Supplied passage -

Close Menu
Home > Blog > DUI And Criminal Defense > What is a Downward Departure?

What is a Downward Departure?


When a person is charged with a felony offense in the State of Florida, that offense carries with it a number of points. These points are placed on a scoresheet, which takes into account the current charge or charges, prior history, victim injury points, whether a person was on probation if the defendant was armed or wearing a mask, and so much more. Once all the charges and potential enhancements are entered into the scoresheet the total amount of points is calculated. If that point total is 44 points or greater than the total is placed in a mathematical equation and lowest permissible prison sentence (LPS) is generated in months to be served in the Florida Department of Corrections. However, it is possible to score prison and not be sentenced to prison. A downward departure in Florida happens when the Judge goes below or departs from the lowest permissible prison sentence. For instance, if a person had an LPS of 24 months in prison, but the judge only sentenced the person to probation then that would be a downward departure. There are specific reasons and criteria set out in the Florida statutes pertaining to downward departures and they are listed on the scoresheet as well. To learn more about Florida downward departures read on or discuss your case with a Florida criminal defense attorney at Meldon Law today.

How to Get a Downward Departure?

  • A legitimate uncoerced plea deal, which means the state and defense both agree to go below the guidelines to resolve the case.

What to produce - Continue the piece on downward departures in Florida sentencing from the point where it stops.

Record set -
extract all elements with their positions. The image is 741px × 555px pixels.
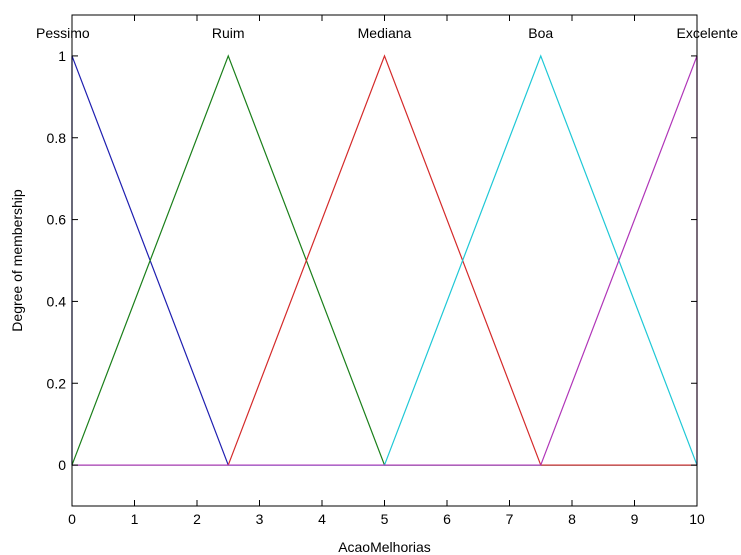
x-tick-label: 0 — [68, 511, 76, 527]
mf-label-ruim: Ruim — [212, 25, 245, 41]
x-tick-label: 7 — [506, 511, 514, 527]
mf-label-mediana: Mediana — [358, 25, 412, 41]
x-tick-label: 6 — [443, 511, 451, 527]
plot-area — [72, 15, 697, 506]
y-tick-label: 0.8 — [47, 130, 67, 146]
y-tick-label: 0 — [58, 457, 66, 473]
mf-label-excelente: Excelente — [677, 25, 739, 41]
x-tick-label: 10 — [689, 511, 705, 527]
x-tick-label: 8 — [568, 511, 576, 527]
mf-label-pessimo: Pessimo — [36, 25, 90, 41]
y-axis-label: Degree of membership — [9, 189, 25, 332]
mf-label-boa: Boa — [528, 25, 553, 41]
y-tick-label: 0.6 — [47, 212, 67, 228]
y-tick-label: 1 — [58, 48, 66, 64]
plot-background — [72, 15, 697, 506]
y-tick-label: 0.4 — [47, 293, 67, 309]
x-tick-label: 3 — [256, 511, 264, 527]
axis-ticks: 0 1 2 3 4 5 6 7 8 9 10 0 0.2 0.4 0.6 0.8 1 — [47, 15, 705, 527]
y-tick-label: 0.2 — [47, 375, 67, 391]
x-tick-label: 9 — [631, 511, 639, 527]
x-tick-label: 2 — [193, 511, 201, 527]
x-axis-label: AcaoMelhorias — [338, 539, 431, 555]
x-tick-label: 5 — [381, 511, 389, 527]
series-layer — [71, 54, 698, 466]
membership-labels: Pessimo Ruim Mediana Boa Excelente — [36, 25, 738, 41]
x-tick-label: 1 — [131, 511, 139, 527]
x-tick-label: 4 — [318, 511, 326, 527]
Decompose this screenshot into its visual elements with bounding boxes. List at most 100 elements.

Answer to this exercise -
  • Another would be if a person is below a certain age they could be sentenced as a youthful offender which would justify departing from the guidelines. To qualify as a youthful offender a person must have been under the age of 21 when the offense was committed.
  • If the defendant was an accomplice to the offense and was a minor participant.
  • The defendant lacked the capacity to appreciate the criminal nature of the conduct.
  • The defendant requires specialized treatment for a mental disorder and amenable to treatment. The key to this mitigating circumstance is that the specific mental disorder is unrelated to substance abuse.
  • The payment of restitution to the victim outweighs the need for a prison sentence.
  • The alleged victim was the initiator, willing participant, aggressor, or provoker of the incident.
  • The defendant acted under extreme duress.
  • Before the identity of the defendant was known, the victim was compensated.
  • The defendant cooperated with the state to resolve the offense and other offenses.
  • The crime was committed in an unsophisticated manner and was an isolated incident for which the defendant has shown remorse.
  • Another option is if the offense is for a nonviolent felony and the defendant scores less than 60 points and the court determines that the individual is amenable to treatment then the person may be sentenced to a post-adjudicatory drug court program in lieu of prison.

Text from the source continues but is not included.